§ Requirements:
All material below is to be reproduced exactly.

════════════════════

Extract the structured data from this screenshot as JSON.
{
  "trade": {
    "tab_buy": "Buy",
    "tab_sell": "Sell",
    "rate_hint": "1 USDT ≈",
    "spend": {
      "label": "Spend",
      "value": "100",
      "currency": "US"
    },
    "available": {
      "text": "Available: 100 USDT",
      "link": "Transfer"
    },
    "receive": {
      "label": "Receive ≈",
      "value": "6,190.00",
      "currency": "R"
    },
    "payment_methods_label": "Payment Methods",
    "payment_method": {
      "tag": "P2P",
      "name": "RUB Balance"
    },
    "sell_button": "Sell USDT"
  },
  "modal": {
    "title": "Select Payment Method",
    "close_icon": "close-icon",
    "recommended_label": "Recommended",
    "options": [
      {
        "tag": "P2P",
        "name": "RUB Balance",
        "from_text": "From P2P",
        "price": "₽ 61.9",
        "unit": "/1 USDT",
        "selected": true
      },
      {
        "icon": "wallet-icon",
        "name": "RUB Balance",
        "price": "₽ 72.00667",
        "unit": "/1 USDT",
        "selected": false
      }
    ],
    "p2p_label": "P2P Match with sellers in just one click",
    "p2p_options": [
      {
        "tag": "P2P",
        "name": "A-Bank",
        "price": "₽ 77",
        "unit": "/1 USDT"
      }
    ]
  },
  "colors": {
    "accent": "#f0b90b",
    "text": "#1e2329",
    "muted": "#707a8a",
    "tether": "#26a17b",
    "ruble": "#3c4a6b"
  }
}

════════════════════

§ Response:
Extract the structured data from this screenshot as JSON.
{
  "trade": {
    "tab_buy": "Buy",
    "tab_sell": "Sell",
    "rate_hint": "1 USDT ≈",
    "spend": {
      "label": "Spend",
      "value": "100",
      "currency": "US"
    },
    "available": {
      "text": "Available: 100 USDT",
      "link": "Transfer"
    },
    "receive": {
      "label": "Receive ≈",
      "value": "6,190.00",
      "currency": "R"
    },
    "payment_methods_label": "Payment Methods",
    "payment_method": {
      "tag": "P2P",
      "name": "RUB Balance"
    },
    "sell_button": "Sell USDT"
  },
  "modal": {
    "title": "Select Payment Method",
    "close_icon": "close-icon",
    "recommended_label": "Recommended",
    "options": [
      {
        "tag": "P2P",
        "name": "RUB Balance",
        "from_text": "From P2P",
        "price": "₽ 61.9",
        "unit": "/1 USDT",
        "selected": true
      },
      {
        "icon": "wallet-icon",
        "name": "RUB Balance",
        "price": "₽ 72.00667",
        "unit": "/1 USDT",
        "selected": false
      }
    ],
    "p2p_label": "P2P Match with sellers in just one click",
    "p2p_options": [
      {
        "tag": "P2P",
        "name": "A-Bank",
        "price": "₽ 77",
        "unit": "/1 USDT"
      }
    ]
  },
  "colors": {
    "accent": "#f0b90b",
    "text": "#1e2329",
    "muted": "#707a8a",
    "tether": "#26a17b",
    "ruble": "#3c4a6b"
  }
}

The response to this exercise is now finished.